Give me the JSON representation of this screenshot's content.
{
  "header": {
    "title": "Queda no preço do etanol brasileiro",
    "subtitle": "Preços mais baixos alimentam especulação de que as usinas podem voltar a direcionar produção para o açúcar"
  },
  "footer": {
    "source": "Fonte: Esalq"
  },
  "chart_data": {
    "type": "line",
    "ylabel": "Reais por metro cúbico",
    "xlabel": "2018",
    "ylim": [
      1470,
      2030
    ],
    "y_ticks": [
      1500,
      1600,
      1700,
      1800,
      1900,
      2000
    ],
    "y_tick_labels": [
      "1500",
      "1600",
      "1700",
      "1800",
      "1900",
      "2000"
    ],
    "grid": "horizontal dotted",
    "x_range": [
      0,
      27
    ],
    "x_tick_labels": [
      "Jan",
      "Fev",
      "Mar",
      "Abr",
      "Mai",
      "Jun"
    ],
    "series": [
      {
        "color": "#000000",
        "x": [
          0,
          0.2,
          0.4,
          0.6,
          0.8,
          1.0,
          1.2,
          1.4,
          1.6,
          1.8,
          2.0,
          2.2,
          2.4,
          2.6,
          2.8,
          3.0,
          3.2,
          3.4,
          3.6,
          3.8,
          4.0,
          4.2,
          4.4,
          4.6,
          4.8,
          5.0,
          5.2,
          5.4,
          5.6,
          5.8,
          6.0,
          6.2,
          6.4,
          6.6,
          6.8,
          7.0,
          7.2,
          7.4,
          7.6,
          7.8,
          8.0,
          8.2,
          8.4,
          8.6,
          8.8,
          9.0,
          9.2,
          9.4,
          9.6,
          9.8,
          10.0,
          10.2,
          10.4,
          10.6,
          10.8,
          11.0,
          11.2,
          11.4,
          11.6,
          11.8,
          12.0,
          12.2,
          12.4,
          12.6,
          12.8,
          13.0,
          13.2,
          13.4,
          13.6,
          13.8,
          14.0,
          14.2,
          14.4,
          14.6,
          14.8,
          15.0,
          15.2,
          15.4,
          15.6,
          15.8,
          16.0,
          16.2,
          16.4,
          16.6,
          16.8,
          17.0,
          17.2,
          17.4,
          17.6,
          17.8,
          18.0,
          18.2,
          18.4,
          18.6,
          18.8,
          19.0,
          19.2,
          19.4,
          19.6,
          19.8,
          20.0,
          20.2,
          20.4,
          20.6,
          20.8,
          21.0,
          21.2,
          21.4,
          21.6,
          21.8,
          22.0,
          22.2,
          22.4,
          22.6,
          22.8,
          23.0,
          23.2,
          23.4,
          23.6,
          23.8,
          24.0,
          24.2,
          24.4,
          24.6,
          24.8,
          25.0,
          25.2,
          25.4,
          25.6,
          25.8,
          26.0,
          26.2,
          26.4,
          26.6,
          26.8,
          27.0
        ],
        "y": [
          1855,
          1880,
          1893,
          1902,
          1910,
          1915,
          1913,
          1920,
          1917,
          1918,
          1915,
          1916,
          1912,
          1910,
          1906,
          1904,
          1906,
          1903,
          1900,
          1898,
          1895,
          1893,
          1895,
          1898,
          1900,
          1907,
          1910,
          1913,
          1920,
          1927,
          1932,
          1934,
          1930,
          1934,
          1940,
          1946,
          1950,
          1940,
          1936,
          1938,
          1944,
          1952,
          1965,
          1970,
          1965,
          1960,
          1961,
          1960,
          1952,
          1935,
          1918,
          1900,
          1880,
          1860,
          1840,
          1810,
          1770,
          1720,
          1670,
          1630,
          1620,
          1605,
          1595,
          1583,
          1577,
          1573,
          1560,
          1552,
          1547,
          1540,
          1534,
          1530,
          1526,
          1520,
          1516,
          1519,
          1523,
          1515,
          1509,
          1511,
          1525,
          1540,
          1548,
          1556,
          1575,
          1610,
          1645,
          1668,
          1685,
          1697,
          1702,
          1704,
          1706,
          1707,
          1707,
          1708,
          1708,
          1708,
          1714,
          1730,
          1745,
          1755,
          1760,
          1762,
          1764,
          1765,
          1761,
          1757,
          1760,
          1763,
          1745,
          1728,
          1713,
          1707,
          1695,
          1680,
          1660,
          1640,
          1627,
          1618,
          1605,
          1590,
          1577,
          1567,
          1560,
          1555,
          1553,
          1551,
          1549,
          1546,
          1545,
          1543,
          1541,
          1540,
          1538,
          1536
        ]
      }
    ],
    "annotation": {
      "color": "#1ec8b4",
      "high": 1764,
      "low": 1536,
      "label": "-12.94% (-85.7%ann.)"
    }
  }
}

——————————

# Exercise details:
Every entry must be retyped in full, exactly as given.

# Expected answer:
Give me the JSON representation of this screenshot's content.
{
  "header": {
    "title": "Queda no preço do etanol brasileiro",
    "subtitle": "Preços mais baixos alimentam especulação de que as usinas podem voltar a direcionar produção para o açúcar"
  },
  "footer": {
    "source": "Fonte: Esalq"
  },
  "chart_data": {
    "type": "line",
    "ylabel": "Reais por metro cúbico",
    "xlabel": "2018",
    "ylim": [
      1470,
      2030
    ],
    "y_ticks": [
      1500,
      1600,
      1700,
      1800,
      1900,
      2000
    ],
    "y_tick_labels": [
      "1500",
      "1600",
      "1700",
      "1800",
      "1900",
      "2000"
    ],
    "grid": "horizontal dotted",
    "x_range": [
      0,
      27
    ],
    "x_tick_labels": [
      "Jan",
      "Fev",
      "Mar",
      "Abr",
      "Mai",
      "Jun"
    ],
    "series": [
      {
        "color": "#000000",
        "x": [
          0,
          0.2,
          0.4,
          0.6,
          0.8,
          1.0,
          1.2,
          1.4,
          1.6,
          1.8,
          2.0,
          2.2,
          2.4,
          2.6,
          2.8,
          3.0,
          3.2,
          3.4,
          3.6,
          3.8,
          4.0,
          4.2,
          4.4,
          4.6,
          4.8,
          5.0,
          5.2,
          5.4,
          5.6,
          5.8,
          6.0,
          6.2,
          6.4,
          6.6,
          6.8,
          7.0,
          7.2,
          7.4,
          7.6,
          7.8,
          8.0,
          8.2,
          8.4,
          8.6,
          8.8,
          9.0,
          9.2,
          9.4,
          9.6,
          9.8,
          10.0,
          10.2,
          10.4,
          10.6,
          10.8,
          11.0,
          11.2,
          11.4,
          11.6,
          11.8,
          12.0,
          12.2,
          12.4,
          12.6,
          12.8,
          13.0,
          13.2,
          13.4,
          13.6,
          13.8,
          14.0,
          14.2,
          14.4,
          14.6,
          14.8,
          15.0,
          15.2,
          15.4,
          15.6,
          15.8,
          16.0,
          16.2,
          16.4,
          16.6,
          16.8,
          17.0,
          17.2,
          17.4,
          17.6,
          17.8,
          18.0,
          18.2,
          18.4,
          18.6,
          18.8,
          19.0,
          19.2,
          19.4,
          19.6,
          19.8,
          20.0,
          20.2,
          20.4,
          20.6,
          20.8,
          21.0,
          21.2,
          21.4,
          21.6,
          21.8,
          22.0,
          22.2,
          22.4,
          22.6,
          22.8,
          23.0,
          23.2,
          23.4,
          23.6,
          23.8,
          24.0,
          24.2,
          24.4,
          24.6,
          24.8,
          25.0,
          25.2,
          25.4,
          25.6,
          25.8,
          26.0,
          26.2,
          26.4,
          26.6,
          26.8,
          27.0
        ],
        "y": [
          1855,
          1880,
          1893,
          1902,
          1910,
          1915,
          1913,
          1920,
          1917,
          1918,
          1915,
          1916,
          1912,
          1910,
          1906,
          1904,
          1906,
          1903,
          1900,
          1898,
          1895,
          1893,
          1895,
          1898,
          1900,
          1907,
          1910,
          1913,
          1920,
          1927,
          1932,
          1934,
          1930,
          1934,
          1940,
          1946,
          1950,
          1940,
          1936,
          1938,
          1944,
          1952,
          1965,
          1970,
          1965,
          1960,
          1961,
          1960,
          1952,
          1935,
          1918,
          1900,
          1880,
          1860,
          1840,
          1810,
          1770,
          1720,
          1670,
          1630,
          1620,
          1605,
          1595,
          1583,
          1577,
          1573,
          1560,
          1552,
          1547,
          1540,
          1534,
          1530,
          1526,
          1520,
          1516,
          1519,
          1523,
          1515,
          1509,
          1511,
          1525,
          1540,
          1548,
          1556,
          1575,
          1610,
          1645,
          1668,
          1685,
          1697,
          1702,
          1704,
          1706,
          1707,
          1707,
          1708,
          1708,
          1708,
          1714,
          1730,
          1745,
          1755,
          1760,
          1762,
          1764,
          1765,
          1761,
          1757,
          1760,
          1763,
          1745,
          1728,
          1713,
          1707,
          1695,
          1680,
          1660,
          1640,
          1627,
          1618,
          1605,
          1590,
          1577,
          1567,
          1560,
          1555,
          1553,
          1551,
          1549,
          1546,
          1545,
          1543,
          1541,
          1540,
          1538,
          1536
        ]
      }
    ],
    "annotation": {
      "color": "#1ec8b4",
      "high": 1764,
      "low": 1536,
      "label": "-12.94% (-85.7%ann.)"
    }
  }
}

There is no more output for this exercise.